Figure record extracts =>
------------------------

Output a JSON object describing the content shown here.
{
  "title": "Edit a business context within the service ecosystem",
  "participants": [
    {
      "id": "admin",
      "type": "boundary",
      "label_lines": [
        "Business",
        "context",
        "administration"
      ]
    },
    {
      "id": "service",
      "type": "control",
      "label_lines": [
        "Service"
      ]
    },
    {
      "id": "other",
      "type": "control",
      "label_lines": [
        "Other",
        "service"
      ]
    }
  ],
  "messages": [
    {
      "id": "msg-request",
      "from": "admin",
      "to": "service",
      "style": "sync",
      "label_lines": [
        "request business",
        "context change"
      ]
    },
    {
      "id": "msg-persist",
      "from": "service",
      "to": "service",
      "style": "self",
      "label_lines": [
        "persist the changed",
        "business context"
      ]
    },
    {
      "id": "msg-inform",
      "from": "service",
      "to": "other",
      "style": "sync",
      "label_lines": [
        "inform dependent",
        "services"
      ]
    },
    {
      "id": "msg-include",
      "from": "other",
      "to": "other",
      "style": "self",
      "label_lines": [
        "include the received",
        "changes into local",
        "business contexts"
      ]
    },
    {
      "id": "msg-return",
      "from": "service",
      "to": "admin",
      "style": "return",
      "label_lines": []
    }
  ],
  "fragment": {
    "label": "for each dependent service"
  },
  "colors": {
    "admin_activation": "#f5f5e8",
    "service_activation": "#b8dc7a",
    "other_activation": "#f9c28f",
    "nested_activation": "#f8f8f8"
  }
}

------------------------

Your objective => Return each line of the data exactly as written above.

Solution to the problem =>
Output a JSON object describing the content shown here.
{
  "title": "Edit a business context within the service ecosystem",
  "participants": [
    {
      "id": "admin",
      "type": "boundary",
      "label_lines": [
        "Business",
        "context",
        "administration"
      ]
    },
    {
      "id": "service",
      "type": "control",
      "label_lines": [
        "Service"
      ]
    },
    {
      "id": "other",
      "type": "control",
      "label_lines": [
        "Other",
        "service"
      ]
    }
  ],
  "messages": [
    {
      "id": "msg-request",
      "from": "admin",
      "to": "service",
      "style": "sync",
      "label_lines": [
        "request business",
        "context change"
      ]
    },
    {
      "id": "msg-persist",
      "from": "service",
      "to": "service",
      "style": "self",
      "label_lines": [
        "persist the changed",
        "business context"
      ]
    },
    {
      "id": "msg-inform",
      "from": "service",
      "to": "other",
      "style": "sync",
      "label_lines": [
        "inform dependent",
        "services"
      ]
    },
    {
      "id": "msg-include",
      "from": "other",
      "to": "other",
      "style": "self",
      "label_lines": [
        "include the received",
        "changes into local",
        "business contexts"
      ]
    },
    {
      "id": "msg-return",
      "from": "service",
      "to": "admin",
      "style": "return",
      "label_lines": []
    }
  ],
  "fragment": {
    "label": "for each dependent service"
  },
  "colors": {
    "admin_activation": "#f5f5e8",
    "service_activation": "#b8dc7a",
    "other_activation": "#f9c28f",
    "nested_activation": "#f8f8f8"
  }
}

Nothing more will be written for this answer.